Task details
Pick out each line in these entries that contains the string "System".
---- Data for this task
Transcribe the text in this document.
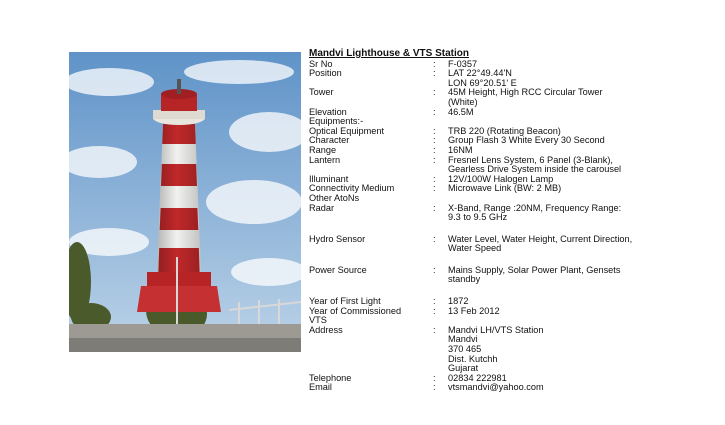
Mandvi Lighthouse & VTS Station
Sr No	:	F-0357
Position	:	LAT 22°49.44'N
LON 69°20.51' E
Tower	:	45M Height, High RCC Circular Tower
(White)
Elevation	:	46.5M
Equipments:-
Optical Equipment	:	TRB 220 (Rotating Beacon)
Character	:	Group Flash 3 White Every 30 Second
Range	:	16NM
Lantern	:	Fresnel Lens System, 6 Panel (3-Blank),
Gearless Drive System inside the carousel
Illuminant	:	12V/100W Halogen Lamp
Connectivity Medium	:	Microwave Link (BW: 2 MB)
Other AtoNs
Radar	:	X-Band, Range :20NM, Frequency Range:
9.3 to 9.5 GHz
Hydro Sensor	:	Water Level, Water Height, Current Direction,
Water Speed
Power Source	:	Mains Supply, Solar Power Plant, Gensets
standby
Year of First Light	:	1872
Year of Commissioned	:	13 Feb 2012
VTS
Address	:	Mandvi LH/VTS Station
Mandvi
370 465
Dist. Kutchh
Gujarat
Telephone	:	02834 222981
Email	:	vtsmandvi@yahoo.com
--------
Reply
Lantern	:	Fresnel Lens System, 6 Panel (3-Blank),
Gearless Drive System inside the carousel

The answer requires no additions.